◆ **TO BE DONE**: Reproduce the listing below exactly. Pictures do not belong in the copy.

◆ **Data entries**:
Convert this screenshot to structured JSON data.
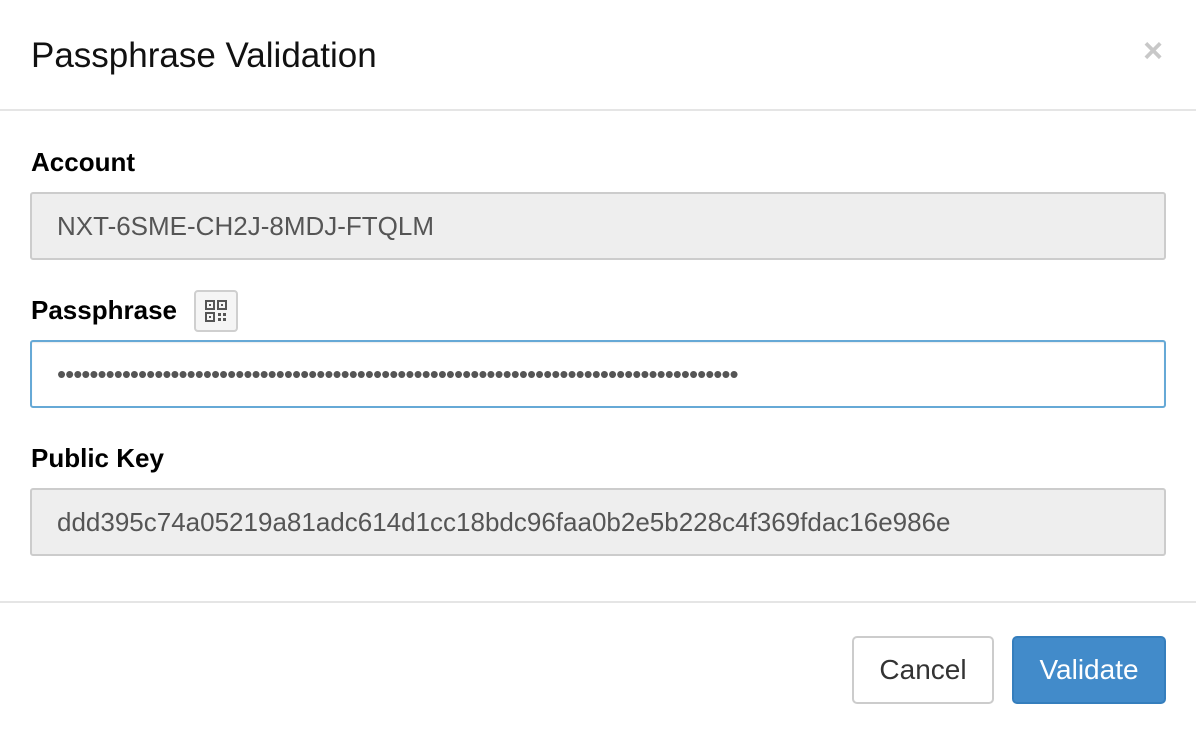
{
  "header": {
    "title": "Passphrase Validation",
    "close_label": "×"
  },
  "form": {
    "account": {
      "label": "Account",
      "value": "NXT-6SME-CH2J-8MDJ-FTQLM"
    },
    "passphrase": {
      "label": "Passphrase",
      "masked_value": "••••••••••••••••••••••••••••••••••••••••••••••••••••••••••••••••••••••••••••••••••••",
      "qr_icon": "qr-code-icon"
    },
    "public_key": {
      "label": "Public Key",
      "value": "ddd395c74a05219a81adc614d1cc18bdc96faa0b2e5b228c4f369fdac16e986e"
    }
  },
  "footer": {
    "cancel_label": "Cancel",
    "validate_label": "Validate"
  },
  "colors": {
    "primary": "#428bca",
    "focus_border": "#66a9d6",
    "readonly_bg": "#eeeeee"
  }
}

◆ **ANSWER FOR THIS EXERCISE**:
Convert this screenshot to structured JSON data.
{
  "header": {
    "title": "Passphrase Validation",
    "close_label": "×"
  },
  "form": {
    "account": {
      "label": "Account",
      "value": "NXT-6SME-CH2J-8MDJ-FTQLM"
    },
    "passphrase": {
      "label": "Passphrase",
      "masked_value": "••••••••••••••••••••••••••••••••••••••••••••••••••••••••••••••••••••••••••••••••••••",
      "qr_icon": "qr-code-icon"
    },
    "public_key": {
      "label": "Public Key",
      "value": "ddd395c74a05219a81adc614d1cc18bdc96faa0b2e5b228c4f369fdac16e986e"
    }
  },
  "footer": {
    "cancel_label": "Cancel",
    "validate_label": "Validate"
  },
  "colors": {
    "primary": "#428bca",
    "focus_border": "#66a9d6",
    "readonly_bg": "#eeeeee"
  }
}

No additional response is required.